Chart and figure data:
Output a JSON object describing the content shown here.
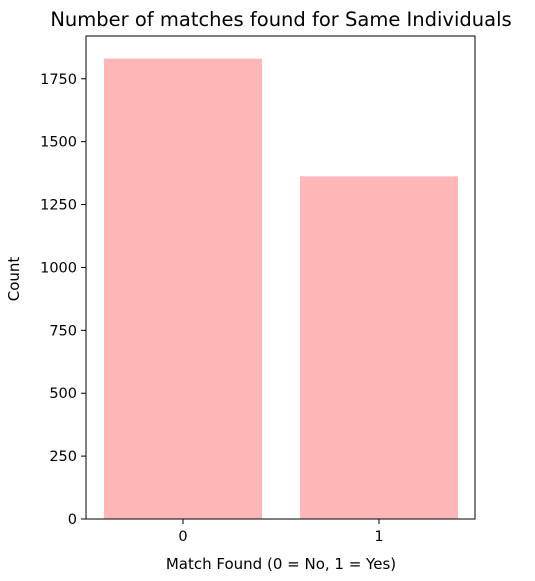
{
  "chart_data": {
    "type": "bar",
    "title": "Number of matches found for Same Individuals",
    "xlabel": "Match Found (0 = No, 1 = Yes)",
    "ylabel": "Count",
    "categories": [
      "0",
      "1"
    ],
    "values": [
      1830,
      1362
    ],
    "ylim": [
      0,
      1920
    ],
    "yticks": [
      0,
      250,
      500,
      750,
      1000,
      1250,
      1500,
      1750
    ],
    "grid": false,
    "bar_color": "#ffb6b6",
    "axis_color": "#000000"
  }
}
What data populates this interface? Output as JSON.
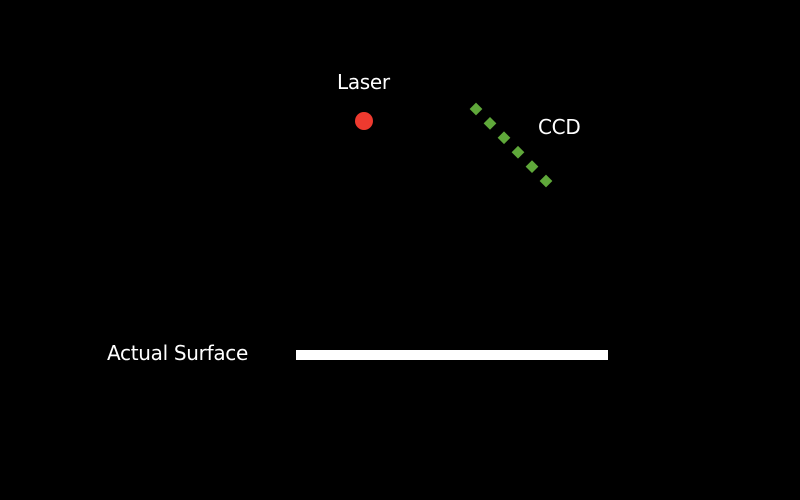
{
  "diagram": {
    "background_color": "#000000",
    "laser": {
      "label": "Laser",
      "color": "#ee3a2f"
    },
    "ccd": {
      "label": "CCD",
      "color": "#5fa83a",
      "pixel_count": 6
    },
    "surface": {
      "label": "Actual Surface",
      "color": "#ffffff"
    }
  }
}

* **What you have to do**
Reproduce the data word for word, excluding its pictures.

* **Response**
Output a JSON object describing the content shown here.
{
  "chart_data": {
    "type": "bar",
    "title": "Number of matches found for Same Individuals",
    "xlabel": "Match Found (0 = No, 1 = Yes)",
    "ylabel": "Count",
    "categories": [
      "0",
      "1"
    ],
    "values": [
      1830,
      1362
    ],
    "ylim": [
      0,
      1920
    ],
    "yticks": [
      0,
      250,
      500,
      750,
      1000,
      1250,
      1500,
      1750
    ],
    "grid": false,
    "bar_color": "#ffb6b6",
    "axis_color": "#000000"
  }
}
What data populates this interface? Output as JSON.
{
  "diagram": {
    "background_color": "#000000",
    "laser": {
      "label": "Laser",
      "color": "#ee3a2f"
    },
    "ccd": {
      "label": "CCD",
      "color": "#5fa83a",
      "pixel_count": 6
    },
    "surface": {
      "label": "Actual Surface",
      "color": "#ffffff"
    }
  }
}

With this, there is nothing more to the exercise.